— start of Data lines —

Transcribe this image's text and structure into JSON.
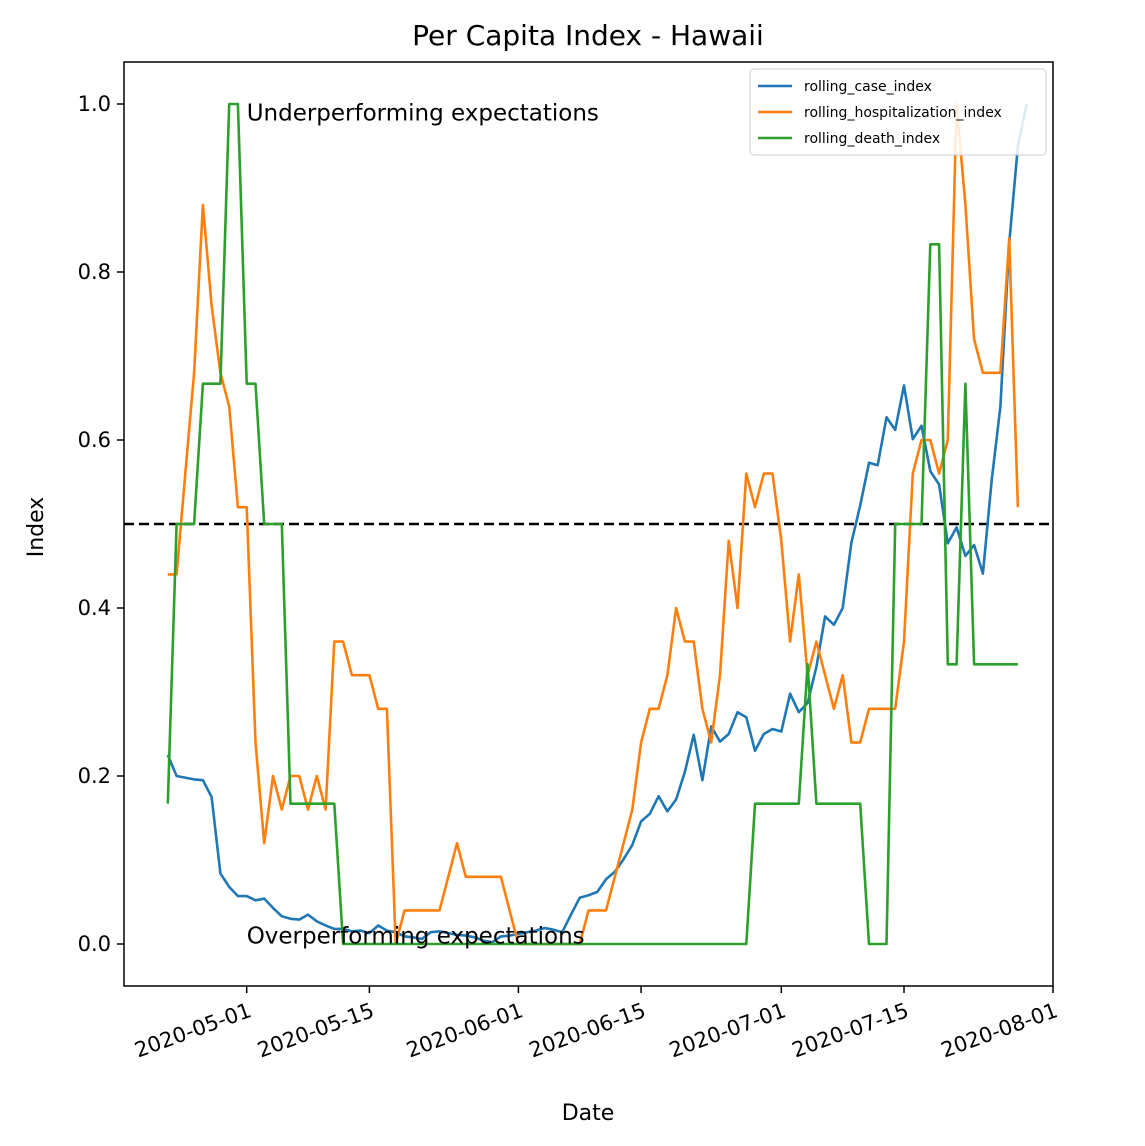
{
  "chart_data": {
    "type": "line",
    "title": "Per Capita Index - Hawaii",
    "xlabel": "Date",
    "ylabel": "Index",
    "x_axis": {
      "type": "date",
      "range": [
        "2020-04-17",
        "2020-08-01"
      ],
      "ticks": [
        "2020-05-01",
        "2020-05-15",
        "2020-06-01",
        "2020-06-15",
        "2020-07-01",
        "2020-07-15",
        "2020-08-01"
      ]
    },
    "y_axis": {
      "range": [
        -0.05,
        1.05
      ],
      "ticks": [
        0.0,
        0.2,
        0.4,
        0.6,
        0.8,
        1.0
      ],
      "tick_labels": [
        "0.0",
        "0.2",
        "0.4",
        "0.6",
        "0.8",
        "1.0"
      ]
    },
    "reference_line": {
      "y": 0.5,
      "style": "dashed",
      "color": "#000000"
    },
    "annotations": [
      {
        "text": "Underperforming expectations",
        "x": "2020-05-01",
        "y": 0.99
      },
      {
        "text": "Overperforming expectations",
        "x": "2020-05-01",
        "y": 0.01
      }
    ],
    "legend": {
      "position": "top-right"
    },
    "grid": false,
    "series": [
      {
        "name": "rolling_case_index",
        "color": "#1f77b4",
        "points": [
          [
            "2020-04-22",
            0.225
          ],
          [
            "2020-04-23",
            0.2
          ],
          [
            "2020-04-25",
            0.196
          ],
          [
            "2020-04-26",
            0.195
          ],
          [
            "2020-04-27",
            0.175
          ],
          [
            "2020-04-28",
            0.084
          ],
          [
            "2020-04-29",
            0.068
          ],
          [
            "2020-04-30",
            0.057
          ],
          [
            "2020-05-01",
            0.057
          ],
          [
            "2020-05-02",
            0.052
          ],
          [
            "2020-05-03",
            0.054
          ],
          [
            "2020-05-04",
            0.043
          ],
          [
            "2020-05-05",
            0.033
          ],
          [
            "2020-05-06",
            0.03
          ],
          [
            "2020-05-07",
            0.029
          ],
          [
            "2020-05-08",
            0.035
          ],
          [
            "2020-05-09",
            0.027
          ],
          [
            "2020-05-10",
            0.022
          ],
          [
            "2020-05-11",
            0.018
          ],
          [
            "2020-05-12",
            0.018
          ],
          [
            "2020-05-13",
            0.015
          ],
          [
            "2020-05-14",
            0.016
          ],
          [
            "2020-05-15",
            0.013
          ],
          [
            "2020-05-16",
            0.022
          ],
          [
            "2020-05-17",
            0.016
          ],
          [
            "2020-05-18",
            0.014
          ],
          [
            "2020-05-19",
            0.009
          ],
          [
            "2020-05-20",
            0.008
          ],
          [
            "2020-05-21",
            0.006
          ],
          [
            "2020-05-22",
            0.014
          ],
          [
            "2020-05-23",
            0.015
          ],
          [
            "2020-05-24",
            0.013
          ],
          [
            "2020-05-25",
            0.011
          ],
          [
            "2020-05-26",
            0.01
          ],
          [
            "2020-05-27",
            0.008
          ],
          [
            "2020-05-28",
            0.004
          ],
          [
            "2020-05-29",
            0.002
          ],
          [
            "2020-05-30",
            0.009
          ],
          [
            "2020-05-31",
            0.01
          ],
          [
            "2020-06-01",
            0.012
          ],
          [
            "2020-06-02",
            0.014
          ],
          [
            "2020-06-03",
            0.016
          ],
          [
            "2020-06-04",
            0.019
          ],
          [
            "2020-06-05",
            0.017
          ],
          [
            "2020-06-06",
            0.014
          ],
          [
            "2020-06-07",
            0.035
          ],
          [
            "2020-06-08",
            0.055
          ],
          [
            "2020-06-09",
            0.058
          ],
          [
            "2020-06-10",
            0.062
          ],
          [
            "2020-06-11",
            0.077
          ],
          [
            "2020-06-12",
            0.086
          ],
          [
            "2020-06-13",
            0.101
          ],
          [
            "2020-06-14",
            0.118
          ],
          [
            "2020-06-15",
            0.146
          ],
          [
            "2020-06-16",
            0.155
          ],
          [
            "2020-06-17",
            0.176
          ],
          [
            "2020-06-18",
            0.158
          ],
          [
            "2020-06-19",
            0.172
          ],
          [
            "2020-06-20",
            0.205
          ],
          [
            "2020-06-21",
            0.249
          ],
          [
            "2020-06-22",
            0.195
          ],
          [
            "2020-06-23",
            0.259
          ],
          [
            "2020-06-24",
            0.241
          ],
          [
            "2020-06-25",
            0.25
          ],
          [
            "2020-06-26",
            0.276
          ],
          [
            "2020-06-27",
            0.27
          ],
          [
            "2020-06-28",
            0.23
          ],
          [
            "2020-06-29",
            0.25
          ],
          [
            "2020-06-30",
            0.256
          ],
          [
            "2020-07-01",
            0.253
          ],
          [
            "2020-07-02",
            0.298
          ],
          [
            "2020-07-03",
            0.276
          ],
          [
            "2020-07-04",
            0.287
          ],
          [
            "2020-07-05",
            0.33
          ],
          [
            "2020-07-06",
            0.39
          ],
          [
            "2020-07-07",
            0.38
          ],
          [
            "2020-07-08",
            0.4
          ],
          [
            "2020-07-09",
            0.478
          ],
          [
            "2020-07-10",
            0.522
          ],
          [
            "2020-07-11",
            0.573
          ],
          [
            "2020-07-12",
            0.57
          ],
          [
            "2020-07-13",
            0.627
          ],
          [
            "2020-07-14",
            0.612
          ],
          [
            "2020-07-15",
            0.665
          ],
          [
            "2020-07-16",
            0.601
          ],
          [
            "2020-07-17",
            0.617
          ],
          [
            "2020-07-18",
            0.563
          ],
          [
            "2020-07-19",
            0.547
          ],
          [
            "2020-07-20",
            0.477
          ],
          [
            "2020-07-21",
            0.496
          ],
          [
            "2020-07-22",
            0.462
          ],
          [
            "2020-07-23",
            0.475
          ],
          [
            "2020-07-24",
            0.441
          ],
          [
            "2020-07-25",
            0.552
          ],
          [
            "2020-07-26",
            0.64
          ],
          [
            "2020-07-27",
            0.834
          ],
          [
            "2020-07-28",
            0.95
          ],
          [
            "2020-07-29",
            1.0
          ]
        ]
      },
      {
        "name": "rolling_hospitalization_index",
        "color": "#ff7f0e",
        "points": [
          [
            "2020-04-22",
            0.44
          ],
          [
            "2020-04-23",
            0.44
          ],
          [
            "2020-04-24",
            0.56
          ],
          [
            "2020-04-25",
            0.68
          ],
          [
            "2020-04-26",
            0.88
          ],
          [
            "2020-04-27",
            0.76
          ],
          [
            "2020-04-28",
            0.68
          ],
          [
            "2020-04-29",
            0.64
          ],
          [
            "2020-04-30",
            0.52
          ],
          [
            "2020-05-01",
            0.52
          ],
          [
            "2020-05-02",
            0.24
          ],
          [
            "2020-05-03",
            0.12
          ],
          [
            "2020-05-04",
            0.2
          ],
          [
            "2020-05-05",
            0.16
          ],
          [
            "2020-05-06",
            0.2
          ],
          [
            "2020-05-07",
            0.2
          ],
          [
            "2020-05-08",
            0.16
          ],
          [
            "2020-05-09",
            0.2
          ],
          [
            "2020-05-10",
            0.16
          ],
          [
            "2020-05-11",
            0.36
          ],
          [
            "2020-05-12",
            0.36
          ],
          [
            "2020-05-13",
            0.32
          ],
          [
            "2020-05-14",
            0.32
          ],
          [
            "2020-05-15",
            0.32
          ],
          [
            "2020-05-16",
            0.28
          ],
          [
            "2020-05-17",
            0.28
          ],
          [
            "2020-05-18",
            0.0
          ],
          [
            "2020-05-19",
            0.04
          ],
          [
            "2020-05-20",
            0.04
          ],
          [
            "2020-05-21",
            0.04
          ],
          [
            "2020-05-22",
            0.04
          ],
          [
            "2020-05-23",
            0.04
          ],
          [
            "2020-05-24",
            0.08
          ],
          [
            "2020-05-25",
            0.12
          ],
          [
            "2020-05-26",
            0.08
          ],
          [
            "2020-05-27",
            0.08
          ],
          [
            "2020-05-28",
            0.08
          ],
          [
            "2020-05-29",
            0.08
          ],
          [
            "2020-05-30",
            0.08
          ],
          [
            "2020-05-31",
            0.04
          ],
          [
            "2020-06-01",
            0.0
          ],
          [
            "2020-06-02",
            0.0
          ],
          [
            "2020-06-03",
            0.0
          ],
          [
            "2020-06-04",
            0.0
          ],
          [
            "2020-06-05",
            0.0
          ],
          [
            "2020-06-06",
            0.0
          ],
          [
            "2020-06-07",
            0.0
          ],
          [
            "2020-06-08",
            0.0
          ],
          [
            "2020-06-09",
            0.04
          ],
          [
            "2020-06-10",
            0.04
          ],
          [
            "2020-06-11",
            0.04
          ],
          [
            "2020-06-12",
            0.08
          ],
          [
            "2020-06-13",
            0.12
          ],
          [
            "2020-06-14",
            0.16
          ],
          [
            "2020-06-15",
            0.24
          ],
          [
            "2020-06-16",
            0.28
          ],
          [
            "2020-06-17",
            0.28
          ],
          [
            "2020-06-18",
            0.32
          ],
          [
            "2020-06-19",
            0.4
          ],
          [
            "2020-06-20",
            0.36
          ],
          [
            "2020-06-21",
            0.36
          ],
          [
            "2020-06-22",
            0.28
          ],
          [
            "2020-06-23",
            0.24
          ],
          [
            "2020-06-24",
            0.32
          ],
          [
            "2020-06-25",
            0.48
          ],
          [
            "2020-06-26",
            0.4
          ],
          [
            "2020-06-27",
            0.56
          ],
          [
            "2020-06-28",
            0.52
          ],
          [
            "2020-06-29",
            0.56
          ],
          [
            "2020-06-30",
            0.56
          ],
          [
            "2020-07-01",
            0.48
          ],
          [
            "2020-07-02",
            0.36
          ],
          [
            "2020-07-03",
            0.44
          ],
          [
            "2020-07-04",
            0.32
          ],
          [
            "2020-07-05",
            0.36
          ],
          [
            "2020-07-06",
            0.32
          ],
          [
            "2020-07-07",
            0.28
          ],
          [
            "2020-07-08",
            0.32
          ],
          [
            "2020-07-09",
            0.24
          ],
          [
            "2020-07-10",
            0.24
          ],
          [
            "2020-07-11",
            0.28
          ],
          [
            "2020-07-12",
            0.28
          ],
          [
            "2020-07-13",
            0.28
          ],
          [
            "2020-07-14",
            0.28
          ],
          [
            "2020-07-15",
            0.36
          ],
          [
            "2020-07-16",
            0.56
          ],
          [
            "2020-07-17",
            0.6
          ],
          [
            "2020-07-18",
            0.6
          ],
          [
            "2020-07-19",
            0.56
          ],
          [
            "2020-07-20",
            0.6
          ],
          [
            "2020-07-21",
            1.0
          ],
          [
            "2020-07-22",
            0.88
          ],
          [
            "2020-07-23",
            0.72
          ],
          [
            "2020-07-24",
            0.68
          ],
          [
            "2020-07-25",
            0.68
          ],
          [
            "2020-07-26",
            0.68
          ],
          [
            "2020-07-27",
            0.84
          ],
          [
            "2020-07-28",
            0.52
          ]
        ]
      },
      {
        "name": "rolling_death_index",
        "color": "#2ca02c",
        "points": [
          [
            "2020-04-22",
            0.167
          ],
          [
            "2020-04-23",
            0.5
          ],
          [
            "2020-04-24",
            0.5
          ],
          [
            "2020-04-25",
            0.5
          ],
          [
            "2020-04-26",
            0.667
          ],
          [
            "2020-04-27",
            0.667
          ],
          [
            "2020-04-28",
            0.667
          ],
          [
            "2020-04-29",
            1.0
          ],
          [
            "2020-04-30",
            1.0
          ],
          [
            "2020-05-01",
            0.667
          ],
          [
            "2020-05-02",
            0.667
          ],
          [
            "2020-05-03",
            0.5
          ],
          [
            "2020-05-04",
            0.5
          ],
          [
            "2020-05-05",
            0.5
          ],
          [
            "2020-05-06",
            0.167
          ],
          [
            "2020-05-07",
            0.167
          ],
          [
            "2020-05-08",
            0.167
          ],
          [
            "2020-05-09",
            0.167
          ],
          [
            "2020-05-10",
            0.167
          ],
          [
            "2020-05-11",
            0.167
          ],
          [
            "2020-05-12",
            0.0
          ],
          [
            "2020-06-27",
            0.0
          ],
          [
            "2020-06-28",
            0.167
          ],
          [
            "2020-07-03",
            0.167
          ],
          [
            "2020-07-04",
            0.333
          ],
          [
            "2020-07-05",
            0.167
          ],
          [
            "2020-07-10",
            0.167
          ],
          [
            "2020-07-11",
            0.0
          ],
          [
            "2020-07-12",
            0.0
          ],
          [
            "2020-07-13",
            0.0
          ],
          [
            "2020-07-14",
            0.5
          ],
          [
            "2020-07-17",
            0.5
          ],
          [
            "2020-07-18",
            0.833
          ],
          [
            "2020-07-19",
            0.833
          ],
          [
            "2020-07-20",
            0.333
          ],
          [
            "2020-07-21",
            0.333
          ],
          [
            "2020-07-22",
            0.667
          ],
          [
            "2020-07-23",
            0.333
          ],
          [
            "2020-07-28",
            0.333
          ]
        ]
      }
    ]
  }
}
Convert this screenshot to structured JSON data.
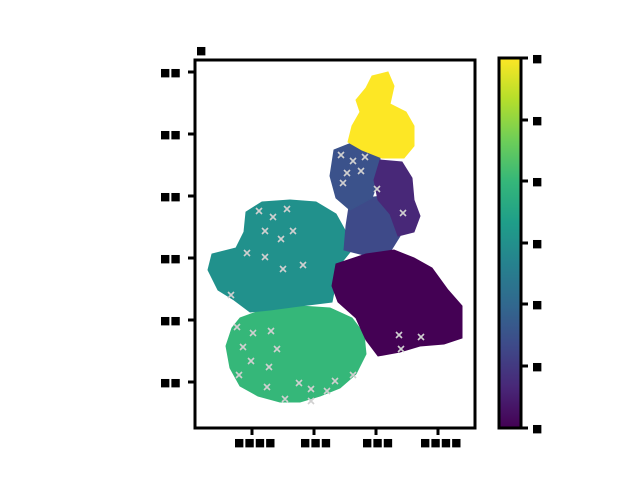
{
  "figure": {
    "title": "",
    "xlabel": "",
    "ylabel": ""
  },
  "map": {
    "background": "#ffffff",
    "outline_color": "#000000",
    "marker_color": "#d0d0d0",
    "marker_symbol": "x",
    "zones": [
      {
        "id": "north-top",
        "color": "#fde725"
      },
      {
        "id": "north-center",
        "color": "#3b528b"
      },
      {
        "id": "east-upper",
        "color": "#482878"
      },
      {
        "id": "center",
        "color": "#3e4a89"
      },
      {
        "id": "west",
        "color": "#21918c"
      },
      {
        "id": "east-lower",
        "color": "#440154"
      },
      {
        "id": "south",
        "color": "#35b779"
      }
    ],
    "x_ticks": [
      "■■■■",
      "■■■",
      "■■■",
      "■■■■"
    ],
    "y_ticks": [
      "■■",
      "■■",
      "■■",
      "■■",
      "■■",
      "■■"
    ],
    "top_left_label": "■"
  },
  "colorbar": {
    "colormap": "viridis",
    "stops": [
      "#440154",
      "#482878",
      "#3e4a89",
      "#31688e",
      "#26828e",
      "#1f9e89",
      "#35b779",
      "#6ece58",
      "#b5de2b",
      "#fde725"
    ],
    "tick_labels": [
      "■",
      "■",
      "■",
      "■",
      "■",
      "■",
      "■"
    ]
  }
}
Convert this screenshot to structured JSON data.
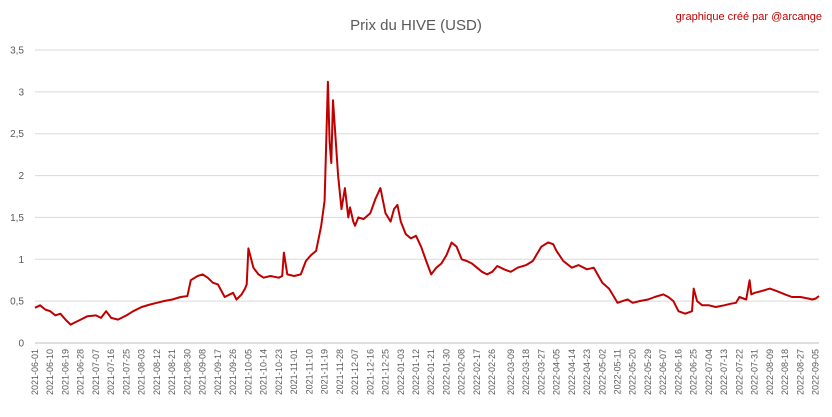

— end of Data lines —

What the task asks: Give the number of lines in the material above that have the word "text" in them, and nothing more.

Result below: 3